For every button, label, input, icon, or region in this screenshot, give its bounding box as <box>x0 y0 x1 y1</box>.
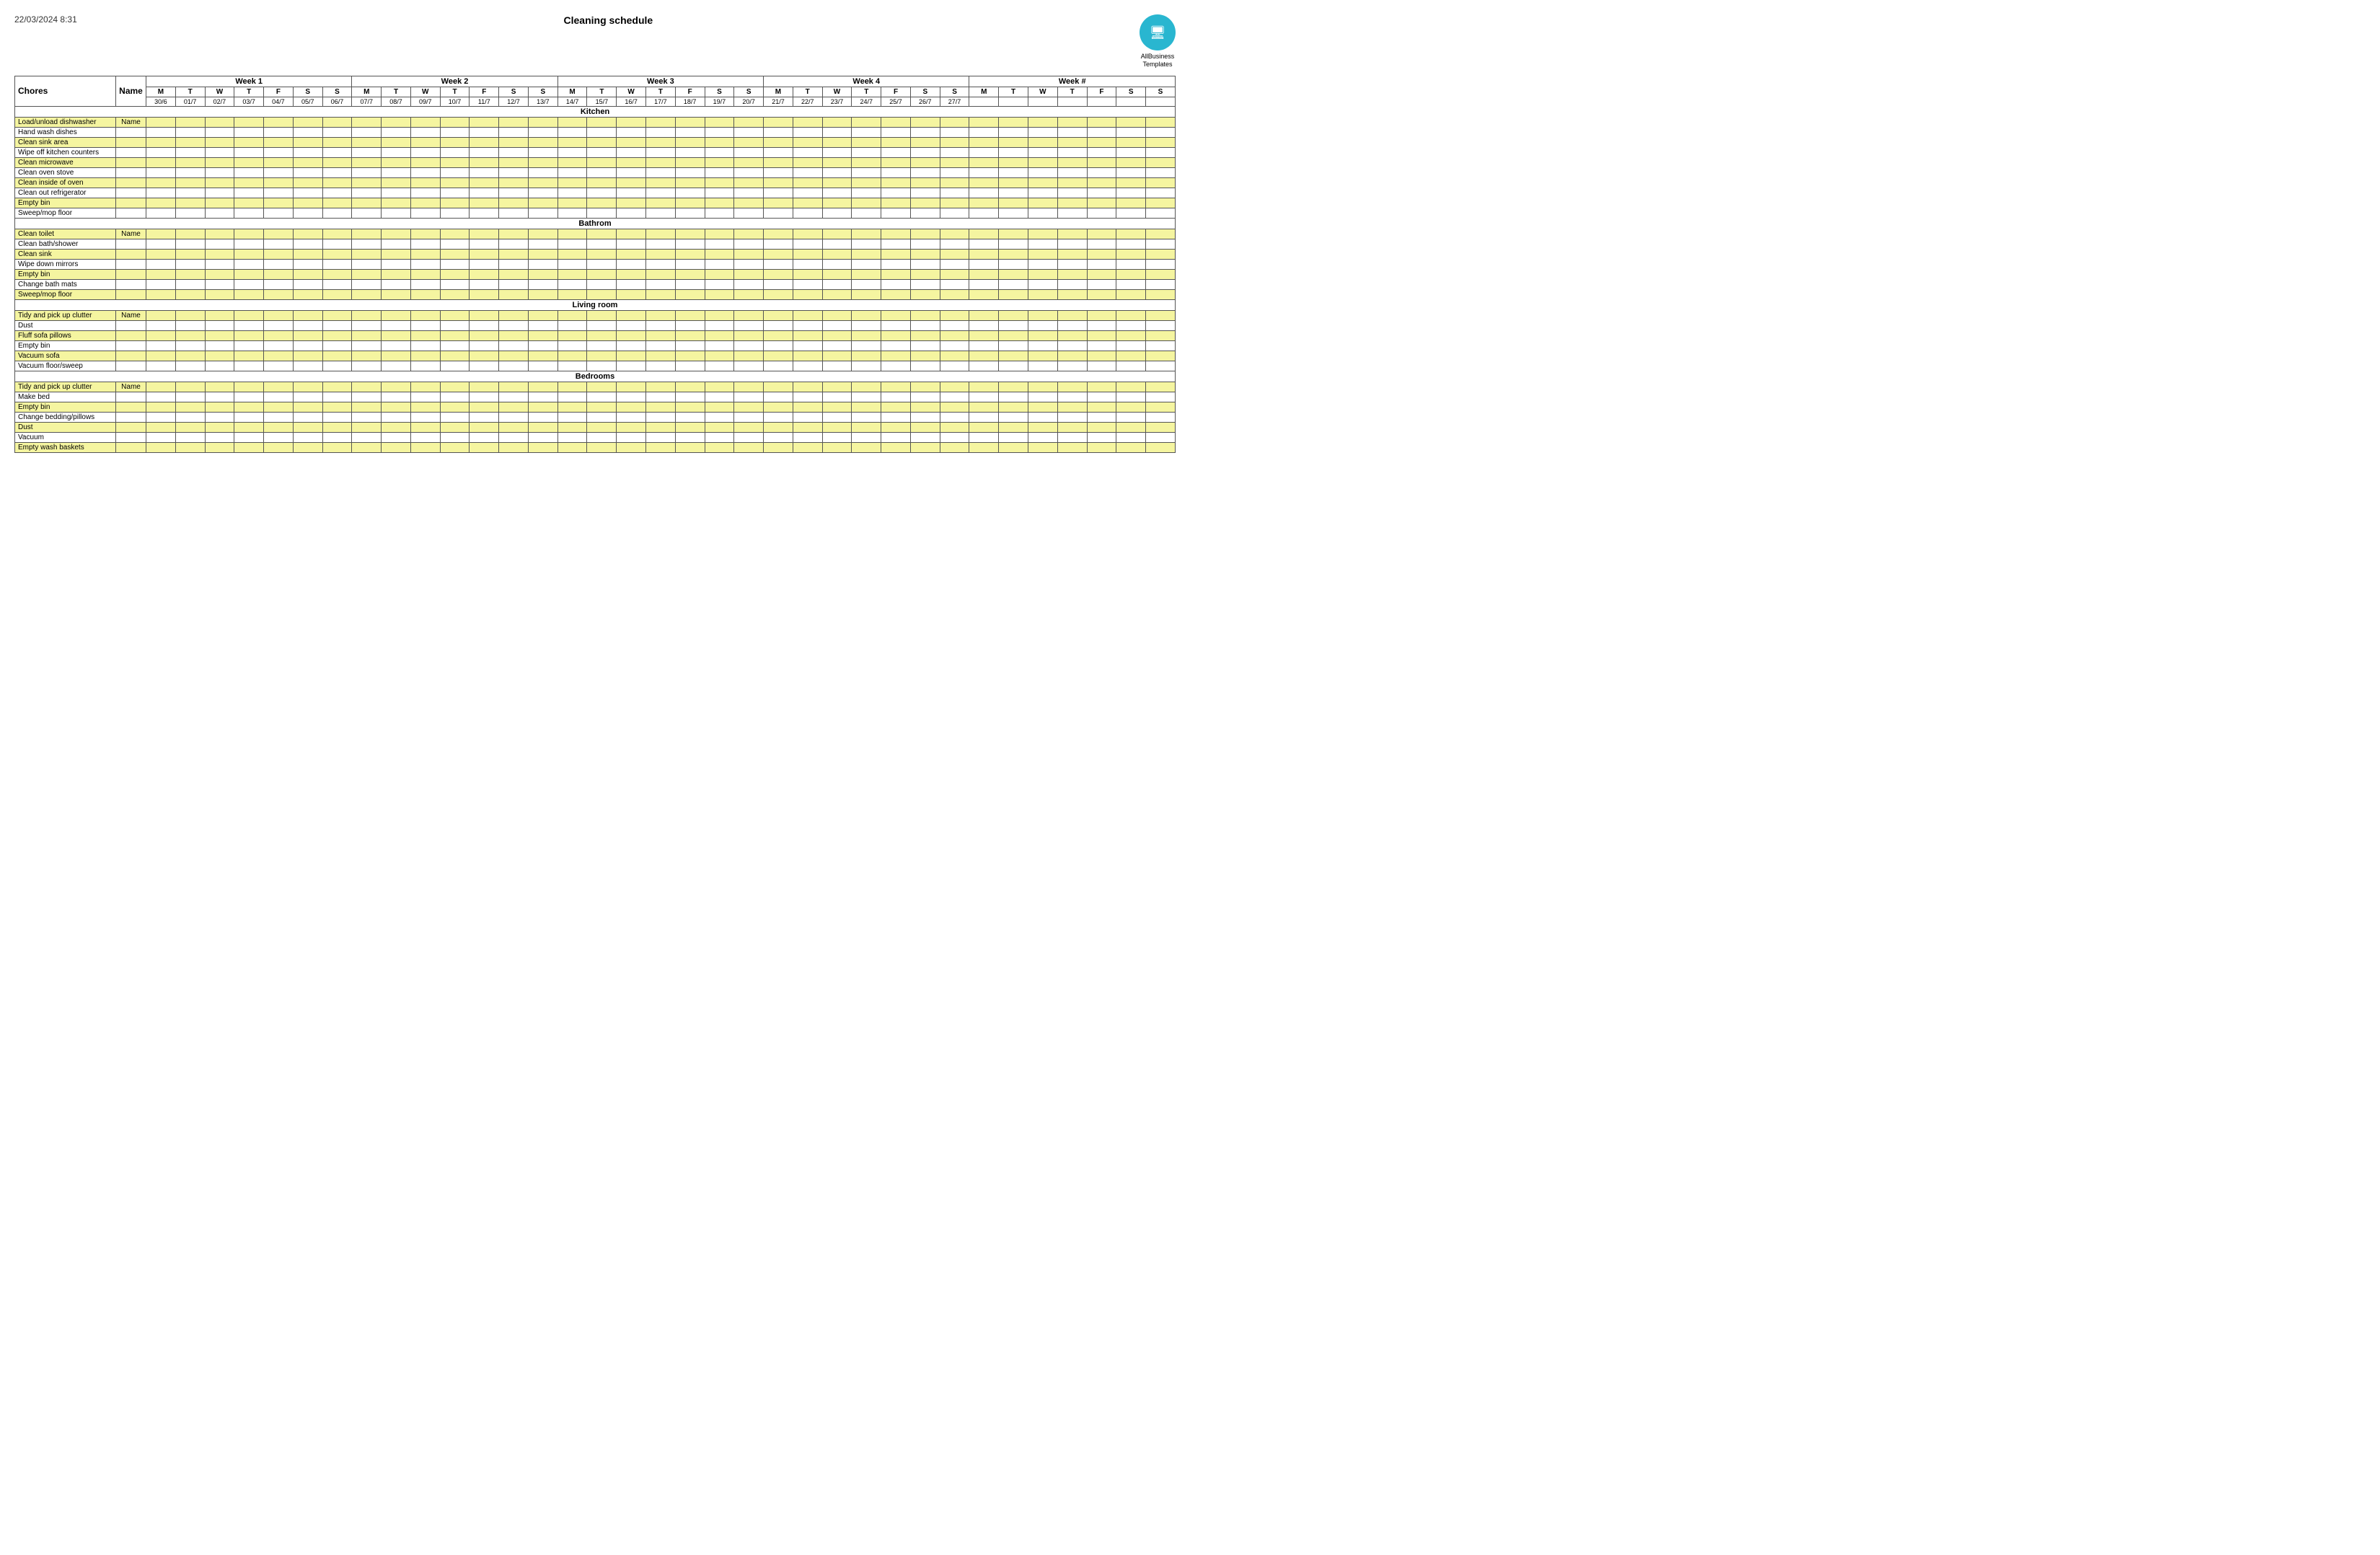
week5-header: Week # <box>969 76 1176 87</box>
section-header-0: Kitchen <box>15 106 1176 117</box>
table-row: Empty bin <box>15 269 1176 279</box>
table-row: Wipe down mirrors <box>15 259 1176 269</box>
table-row: Clean sink <box>15 249 1176 259</box>
week1-header: Week 1 <box>146 76 352 87</box>
day-header-row: M T W T F S S M T W T F S S M T W T F <box>15 87 1176 97</box>
logo-icon: 🖥 <box>1140 14 1176 50</box>
datetime: 22/03/2024 8:31 <box>14 14 77 25</box>
section-header-1: Bathrom <box>15 218 1176 229</box>
table-row: Tidy and pick up clutterName <box>15 382 1176 392</box>
table-row: Empty bin <box>15 340 1176 351</box>
table-row: Sweep/mop floor <box>15 289 1176 299</box>
table-row: Load/unload dishwasherName <box>15 117 1176 127</box>
table-row: Empty bin <box>15 402 1176 412</box>
table-row: Dust <box>15 320 1176 330</box>
table-row: Clean inside of oven <box>15 177 1176 188</box>
header: 22/03/2024 8:31 Cleaning schedule 🖥 AllB… <box>14 14 1176 69</box>
table-row: Clean microwave <box>15 157 1176 167</box>
table-row: Hand wash dishes <box>15 127 1176 137</box>
page-title: Cleaning schedule <box>77 14 1140 26</box>
name-header: Name <box>116 76 146 106</box>
week2-header: Week 2 <box>352 76 557 87</box>
schedule-table: Chores Name Week 1 Week 2 Week 3 Week 4 … <box>14 76 1176 453</box>
table-row: Vacuum <box>15 432 1176 442</box>
table-row: Clean out refrigerator <box>15 188 1176 198</box>
table-row: Clean bath/shower <box>15 239 1176 249</box>
chores-header: Chores <box>15 76 116 106</box>
week-header-row: Chores Name Week 1 Week 2 Week 3 Week 4 … <box>15 76 1176 87</box>
week4-header: Week 4 <box>764 76 969 87</box>
table-row: Sweep/mop floor <box>15 208 1176 218</box>
table-row: Empty bin <box>15 198 1176 208</box>
section-header-2: Living room <box>15 299 1176 310</box>
table-row: Change bedding/pillows <box>15 412 1176 422</box>
table-row: Wipe off kitchen counters <box>15 147 1176 157</box>
week3-header: Week 3 <box>557 76 763 87</box>
logo: 🖥 AllBusinessTemplates <box>1140 14 1176 69</box>
table-row: Fluff sofa pillows <box>15 330 1176 340</box>
table-row: Tidy and pick up clutterName <box>15 310 1176 320</box>
date-header-row: 30/6 01/7 02/7 03/7 04/7 05/7 06/7 07/7 … <box>15 97 1176 106</box>
page: 22/03/2024 8:31 Cleaning schedule 🖥 AllB… <box>0 0 1190 467</box>
section-header-3: Bedrooms <box>15 371 1176 382</box>
table-row: Change bath mats <box>15 279 1176 289</box>
table-row: Empty wash baskets <box>15 442 1176 452</box>
table-row: Clean sink area <box>15 137 1176 147</box>
table-row: Clean toiletName <box>15 229 1176 239</box>
table-row: Clean oven stove <box>15 167 1176 177</box>
table-row: Make bed <box>15 392 1176 402</box>
table-row: Vacuum sofa <box>15 351 1176 361</box>
table-row: Dust <box>15 422 1176 432</box>
table-row: Vacuum floor/sweep <box>15 361 1176 371</box>
logo-text: AllBusinessTemplates <box>1141 53 1175 69</box>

= = = = =

▶ [Task prompt]: Can you rename "table-row" to "chore-row" in the listing, beginning at the line that has "week5-header: Week #" and stopping after the line that has "week1-header: Week 1 <box>146 76 352 87</box>"? Return only those lines, with everything else left unchanged.

▶ [The response]:
week5-header: Week # <box>969 76 1176 87</box>
section-header-0: Kitchen <box>15 106 1176 117</box>
chore-row: Empty bin <box>15 269 1176 279</box>
chore-row: Wipe down mirrors <box>15 259 1176 269</box>
chore-row: Clean sink <box>15 249 1176 259</box>
week1-header: Week 1 <box>146 76 352 87</box>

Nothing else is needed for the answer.